What to produce:
Pull every line holding the string "Anton" from the records below.

==== Data to use

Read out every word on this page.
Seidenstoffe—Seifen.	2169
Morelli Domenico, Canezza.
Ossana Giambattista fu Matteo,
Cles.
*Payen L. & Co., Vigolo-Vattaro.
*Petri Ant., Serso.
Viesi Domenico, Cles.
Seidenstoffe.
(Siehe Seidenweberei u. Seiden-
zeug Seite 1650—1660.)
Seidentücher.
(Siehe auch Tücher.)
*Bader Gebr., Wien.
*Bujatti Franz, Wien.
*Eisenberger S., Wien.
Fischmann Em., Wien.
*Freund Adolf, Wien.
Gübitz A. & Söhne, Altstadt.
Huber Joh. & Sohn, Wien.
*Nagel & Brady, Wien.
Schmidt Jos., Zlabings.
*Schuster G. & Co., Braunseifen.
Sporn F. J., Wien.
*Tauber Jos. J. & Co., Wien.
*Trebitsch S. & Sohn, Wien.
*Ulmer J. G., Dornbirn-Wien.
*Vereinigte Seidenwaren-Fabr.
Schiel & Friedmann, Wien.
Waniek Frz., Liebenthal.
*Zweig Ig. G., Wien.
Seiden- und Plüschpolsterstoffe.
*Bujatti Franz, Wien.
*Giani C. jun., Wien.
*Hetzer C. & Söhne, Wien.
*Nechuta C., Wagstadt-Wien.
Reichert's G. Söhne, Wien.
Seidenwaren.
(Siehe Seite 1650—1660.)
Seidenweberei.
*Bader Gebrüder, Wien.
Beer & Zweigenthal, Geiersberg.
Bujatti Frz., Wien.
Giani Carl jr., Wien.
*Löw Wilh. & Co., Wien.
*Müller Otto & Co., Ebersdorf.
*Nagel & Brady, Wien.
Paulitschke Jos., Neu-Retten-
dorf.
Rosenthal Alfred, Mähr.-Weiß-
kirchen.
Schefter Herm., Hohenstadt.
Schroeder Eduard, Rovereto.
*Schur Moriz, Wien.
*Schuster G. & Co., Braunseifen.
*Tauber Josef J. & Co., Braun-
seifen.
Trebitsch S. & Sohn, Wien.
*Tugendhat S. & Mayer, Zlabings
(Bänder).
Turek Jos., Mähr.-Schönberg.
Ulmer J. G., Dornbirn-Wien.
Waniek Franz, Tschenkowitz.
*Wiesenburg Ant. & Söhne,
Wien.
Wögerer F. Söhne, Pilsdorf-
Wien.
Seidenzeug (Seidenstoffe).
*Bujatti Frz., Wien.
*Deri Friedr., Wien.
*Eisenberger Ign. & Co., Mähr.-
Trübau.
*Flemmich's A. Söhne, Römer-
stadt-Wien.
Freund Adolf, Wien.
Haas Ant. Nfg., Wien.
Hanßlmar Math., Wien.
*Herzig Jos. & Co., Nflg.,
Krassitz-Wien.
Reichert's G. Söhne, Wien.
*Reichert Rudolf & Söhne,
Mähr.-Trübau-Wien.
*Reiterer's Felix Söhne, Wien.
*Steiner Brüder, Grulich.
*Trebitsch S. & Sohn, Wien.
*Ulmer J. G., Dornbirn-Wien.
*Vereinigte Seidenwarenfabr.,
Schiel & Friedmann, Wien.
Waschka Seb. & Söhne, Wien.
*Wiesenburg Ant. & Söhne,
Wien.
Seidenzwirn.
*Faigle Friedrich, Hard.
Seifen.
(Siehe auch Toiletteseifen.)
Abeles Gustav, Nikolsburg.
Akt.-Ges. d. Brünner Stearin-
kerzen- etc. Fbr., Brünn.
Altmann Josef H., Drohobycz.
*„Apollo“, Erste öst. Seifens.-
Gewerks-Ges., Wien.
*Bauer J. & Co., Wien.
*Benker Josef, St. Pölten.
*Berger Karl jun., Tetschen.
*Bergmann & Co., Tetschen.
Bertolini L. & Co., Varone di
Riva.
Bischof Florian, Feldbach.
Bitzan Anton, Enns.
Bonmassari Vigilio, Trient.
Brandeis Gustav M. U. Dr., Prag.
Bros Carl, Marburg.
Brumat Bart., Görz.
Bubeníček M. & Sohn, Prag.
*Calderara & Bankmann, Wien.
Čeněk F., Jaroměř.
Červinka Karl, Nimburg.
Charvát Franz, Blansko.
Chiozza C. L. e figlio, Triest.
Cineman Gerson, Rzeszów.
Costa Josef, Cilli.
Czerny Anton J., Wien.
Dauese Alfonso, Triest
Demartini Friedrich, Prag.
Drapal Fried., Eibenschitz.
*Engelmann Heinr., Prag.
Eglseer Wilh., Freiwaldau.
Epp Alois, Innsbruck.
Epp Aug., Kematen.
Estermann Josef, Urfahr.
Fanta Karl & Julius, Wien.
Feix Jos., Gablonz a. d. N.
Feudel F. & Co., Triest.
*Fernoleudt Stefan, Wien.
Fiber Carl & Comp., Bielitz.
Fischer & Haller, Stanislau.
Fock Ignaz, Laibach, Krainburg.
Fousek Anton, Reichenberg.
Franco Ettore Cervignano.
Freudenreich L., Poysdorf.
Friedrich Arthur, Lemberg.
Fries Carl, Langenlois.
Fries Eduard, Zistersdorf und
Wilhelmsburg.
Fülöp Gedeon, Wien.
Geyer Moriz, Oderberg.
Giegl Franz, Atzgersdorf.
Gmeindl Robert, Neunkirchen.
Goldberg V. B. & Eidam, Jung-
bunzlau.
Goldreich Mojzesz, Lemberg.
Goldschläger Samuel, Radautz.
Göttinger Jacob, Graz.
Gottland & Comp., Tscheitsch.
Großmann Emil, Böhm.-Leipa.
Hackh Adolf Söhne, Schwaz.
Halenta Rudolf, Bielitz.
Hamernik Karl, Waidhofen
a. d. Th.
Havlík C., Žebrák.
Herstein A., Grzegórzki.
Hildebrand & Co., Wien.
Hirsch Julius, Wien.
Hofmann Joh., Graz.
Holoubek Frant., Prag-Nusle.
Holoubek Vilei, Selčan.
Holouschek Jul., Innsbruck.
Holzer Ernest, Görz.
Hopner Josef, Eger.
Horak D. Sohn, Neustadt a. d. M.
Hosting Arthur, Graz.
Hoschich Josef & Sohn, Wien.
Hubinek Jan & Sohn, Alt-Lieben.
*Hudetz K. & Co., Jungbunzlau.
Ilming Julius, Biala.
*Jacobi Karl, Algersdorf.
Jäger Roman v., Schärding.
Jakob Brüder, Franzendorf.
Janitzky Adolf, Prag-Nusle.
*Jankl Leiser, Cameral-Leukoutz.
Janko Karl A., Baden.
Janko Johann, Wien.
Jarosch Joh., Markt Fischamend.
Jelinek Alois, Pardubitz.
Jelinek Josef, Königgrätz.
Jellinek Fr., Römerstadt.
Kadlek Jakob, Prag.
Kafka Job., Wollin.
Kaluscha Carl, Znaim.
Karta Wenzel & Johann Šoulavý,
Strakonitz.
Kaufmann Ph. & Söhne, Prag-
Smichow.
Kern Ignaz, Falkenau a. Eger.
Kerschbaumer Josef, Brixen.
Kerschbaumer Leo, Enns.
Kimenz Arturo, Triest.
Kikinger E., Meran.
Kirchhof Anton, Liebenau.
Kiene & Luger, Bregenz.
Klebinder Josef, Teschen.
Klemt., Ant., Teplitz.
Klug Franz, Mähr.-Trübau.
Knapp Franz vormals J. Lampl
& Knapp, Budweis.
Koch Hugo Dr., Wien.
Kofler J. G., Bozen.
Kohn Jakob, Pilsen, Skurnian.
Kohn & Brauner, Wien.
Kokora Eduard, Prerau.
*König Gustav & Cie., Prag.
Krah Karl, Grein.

========

The completed task:
Bitzan Anton, Enns.
Czerny Anton J., Wien.
Fousek Anton, Reichenberg.
Kirchhof Anton, Liebenau.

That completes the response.